(Recorded data)

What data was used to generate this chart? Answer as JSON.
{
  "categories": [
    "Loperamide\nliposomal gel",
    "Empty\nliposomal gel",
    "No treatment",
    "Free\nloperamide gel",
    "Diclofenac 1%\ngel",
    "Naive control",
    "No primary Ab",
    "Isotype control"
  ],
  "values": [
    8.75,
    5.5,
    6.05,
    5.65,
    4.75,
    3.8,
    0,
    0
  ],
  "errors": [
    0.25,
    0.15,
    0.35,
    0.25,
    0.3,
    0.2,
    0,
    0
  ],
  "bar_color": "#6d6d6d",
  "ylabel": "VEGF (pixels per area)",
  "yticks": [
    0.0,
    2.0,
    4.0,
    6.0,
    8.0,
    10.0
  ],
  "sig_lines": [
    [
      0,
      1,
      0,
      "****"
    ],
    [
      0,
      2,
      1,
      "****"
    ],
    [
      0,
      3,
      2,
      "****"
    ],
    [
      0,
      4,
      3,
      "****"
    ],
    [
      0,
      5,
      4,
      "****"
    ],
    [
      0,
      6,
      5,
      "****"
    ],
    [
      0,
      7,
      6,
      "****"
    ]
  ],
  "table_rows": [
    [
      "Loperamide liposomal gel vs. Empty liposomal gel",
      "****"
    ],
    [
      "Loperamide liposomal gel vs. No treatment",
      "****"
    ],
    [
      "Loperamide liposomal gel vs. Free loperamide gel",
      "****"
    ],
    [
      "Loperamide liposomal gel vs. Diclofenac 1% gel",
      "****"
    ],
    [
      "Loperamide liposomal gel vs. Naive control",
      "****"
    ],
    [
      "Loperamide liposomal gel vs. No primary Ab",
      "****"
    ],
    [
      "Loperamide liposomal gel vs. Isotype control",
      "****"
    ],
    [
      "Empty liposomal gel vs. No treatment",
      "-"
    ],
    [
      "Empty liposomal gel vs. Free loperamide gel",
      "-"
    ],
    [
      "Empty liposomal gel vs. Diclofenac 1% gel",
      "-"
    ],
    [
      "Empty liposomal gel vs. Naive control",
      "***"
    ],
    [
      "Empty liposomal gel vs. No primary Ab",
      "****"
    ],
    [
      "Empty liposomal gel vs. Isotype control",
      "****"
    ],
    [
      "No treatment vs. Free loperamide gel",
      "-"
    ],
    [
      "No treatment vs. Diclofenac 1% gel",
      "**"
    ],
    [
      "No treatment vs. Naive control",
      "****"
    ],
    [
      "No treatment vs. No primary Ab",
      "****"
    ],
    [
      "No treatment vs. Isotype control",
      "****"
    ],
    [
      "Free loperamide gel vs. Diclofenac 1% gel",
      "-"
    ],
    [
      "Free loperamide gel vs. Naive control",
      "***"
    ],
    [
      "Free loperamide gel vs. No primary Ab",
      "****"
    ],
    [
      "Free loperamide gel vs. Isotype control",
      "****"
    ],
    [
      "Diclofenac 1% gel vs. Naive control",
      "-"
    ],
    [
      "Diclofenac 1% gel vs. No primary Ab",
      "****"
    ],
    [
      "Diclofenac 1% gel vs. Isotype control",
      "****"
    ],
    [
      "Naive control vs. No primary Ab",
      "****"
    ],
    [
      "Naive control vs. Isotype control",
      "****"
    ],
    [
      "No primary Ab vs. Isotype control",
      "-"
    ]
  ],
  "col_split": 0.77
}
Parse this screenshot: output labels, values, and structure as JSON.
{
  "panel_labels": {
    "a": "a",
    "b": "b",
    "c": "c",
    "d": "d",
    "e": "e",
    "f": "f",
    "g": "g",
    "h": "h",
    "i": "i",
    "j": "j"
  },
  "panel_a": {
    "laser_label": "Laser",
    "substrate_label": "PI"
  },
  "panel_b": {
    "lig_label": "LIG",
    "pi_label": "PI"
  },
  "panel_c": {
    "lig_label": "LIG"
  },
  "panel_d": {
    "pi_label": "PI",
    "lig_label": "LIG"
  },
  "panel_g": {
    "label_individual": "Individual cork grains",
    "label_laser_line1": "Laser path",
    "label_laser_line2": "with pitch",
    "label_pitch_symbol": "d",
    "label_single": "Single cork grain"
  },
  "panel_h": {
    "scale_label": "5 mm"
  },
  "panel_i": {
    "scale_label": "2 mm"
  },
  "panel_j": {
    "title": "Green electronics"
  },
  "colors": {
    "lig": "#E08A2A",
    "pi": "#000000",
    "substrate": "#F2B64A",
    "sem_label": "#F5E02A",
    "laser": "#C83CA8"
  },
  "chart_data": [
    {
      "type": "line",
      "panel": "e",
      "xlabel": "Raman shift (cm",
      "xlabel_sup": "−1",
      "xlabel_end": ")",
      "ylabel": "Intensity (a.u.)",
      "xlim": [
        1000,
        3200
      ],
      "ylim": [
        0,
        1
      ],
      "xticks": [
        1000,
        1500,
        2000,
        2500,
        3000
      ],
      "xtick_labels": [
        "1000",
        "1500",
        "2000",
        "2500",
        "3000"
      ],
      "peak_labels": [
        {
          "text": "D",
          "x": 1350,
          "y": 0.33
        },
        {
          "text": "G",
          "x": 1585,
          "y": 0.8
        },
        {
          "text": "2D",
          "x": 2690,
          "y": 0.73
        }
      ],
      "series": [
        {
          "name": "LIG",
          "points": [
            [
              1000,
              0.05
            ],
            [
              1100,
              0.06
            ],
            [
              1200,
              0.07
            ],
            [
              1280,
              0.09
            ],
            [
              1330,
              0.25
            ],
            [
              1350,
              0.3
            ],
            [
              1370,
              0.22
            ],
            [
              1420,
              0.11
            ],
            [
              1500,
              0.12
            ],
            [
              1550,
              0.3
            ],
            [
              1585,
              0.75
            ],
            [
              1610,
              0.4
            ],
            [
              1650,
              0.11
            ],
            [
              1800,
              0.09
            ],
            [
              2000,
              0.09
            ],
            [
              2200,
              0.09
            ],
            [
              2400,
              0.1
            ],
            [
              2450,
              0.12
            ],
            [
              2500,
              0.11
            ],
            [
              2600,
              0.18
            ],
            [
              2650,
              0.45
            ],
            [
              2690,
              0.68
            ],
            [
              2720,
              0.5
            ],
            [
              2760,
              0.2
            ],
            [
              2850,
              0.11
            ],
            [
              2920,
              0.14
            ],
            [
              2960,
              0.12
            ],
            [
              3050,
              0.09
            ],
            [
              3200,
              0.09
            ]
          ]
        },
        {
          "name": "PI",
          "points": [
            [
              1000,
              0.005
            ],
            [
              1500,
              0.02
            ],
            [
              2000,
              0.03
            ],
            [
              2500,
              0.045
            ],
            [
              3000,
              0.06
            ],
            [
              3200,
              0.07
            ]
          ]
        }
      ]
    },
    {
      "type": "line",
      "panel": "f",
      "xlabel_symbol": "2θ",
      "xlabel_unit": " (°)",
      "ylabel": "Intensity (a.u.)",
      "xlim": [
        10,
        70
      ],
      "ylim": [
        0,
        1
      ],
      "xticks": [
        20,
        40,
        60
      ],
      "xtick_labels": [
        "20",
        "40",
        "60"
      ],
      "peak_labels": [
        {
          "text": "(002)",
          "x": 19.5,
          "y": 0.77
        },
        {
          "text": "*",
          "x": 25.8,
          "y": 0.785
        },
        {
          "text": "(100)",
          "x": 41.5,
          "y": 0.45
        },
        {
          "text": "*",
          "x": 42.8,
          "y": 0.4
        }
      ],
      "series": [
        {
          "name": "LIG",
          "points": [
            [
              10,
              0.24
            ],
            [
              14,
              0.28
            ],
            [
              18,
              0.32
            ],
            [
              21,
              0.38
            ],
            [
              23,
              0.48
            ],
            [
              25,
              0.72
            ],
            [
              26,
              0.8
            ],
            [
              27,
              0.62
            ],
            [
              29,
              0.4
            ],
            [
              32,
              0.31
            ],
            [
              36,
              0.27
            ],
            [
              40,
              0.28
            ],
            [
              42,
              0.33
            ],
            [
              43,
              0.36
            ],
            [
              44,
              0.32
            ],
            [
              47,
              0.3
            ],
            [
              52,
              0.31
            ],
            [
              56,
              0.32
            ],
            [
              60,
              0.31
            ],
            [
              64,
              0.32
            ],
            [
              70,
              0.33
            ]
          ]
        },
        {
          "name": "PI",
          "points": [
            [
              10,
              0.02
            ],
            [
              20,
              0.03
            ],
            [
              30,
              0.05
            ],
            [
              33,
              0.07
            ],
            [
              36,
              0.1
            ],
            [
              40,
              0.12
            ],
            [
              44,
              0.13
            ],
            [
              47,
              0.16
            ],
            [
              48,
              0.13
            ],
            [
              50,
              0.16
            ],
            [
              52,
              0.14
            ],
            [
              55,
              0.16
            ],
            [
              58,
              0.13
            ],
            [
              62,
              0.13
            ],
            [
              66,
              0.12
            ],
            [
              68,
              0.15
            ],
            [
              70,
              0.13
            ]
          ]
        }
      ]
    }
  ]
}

Task to carry out:
Find every line that has "values" in it, then return those lines.

Expected answer:
  "values": [
Parse this screenshot: output labels, values, and structure as JSON.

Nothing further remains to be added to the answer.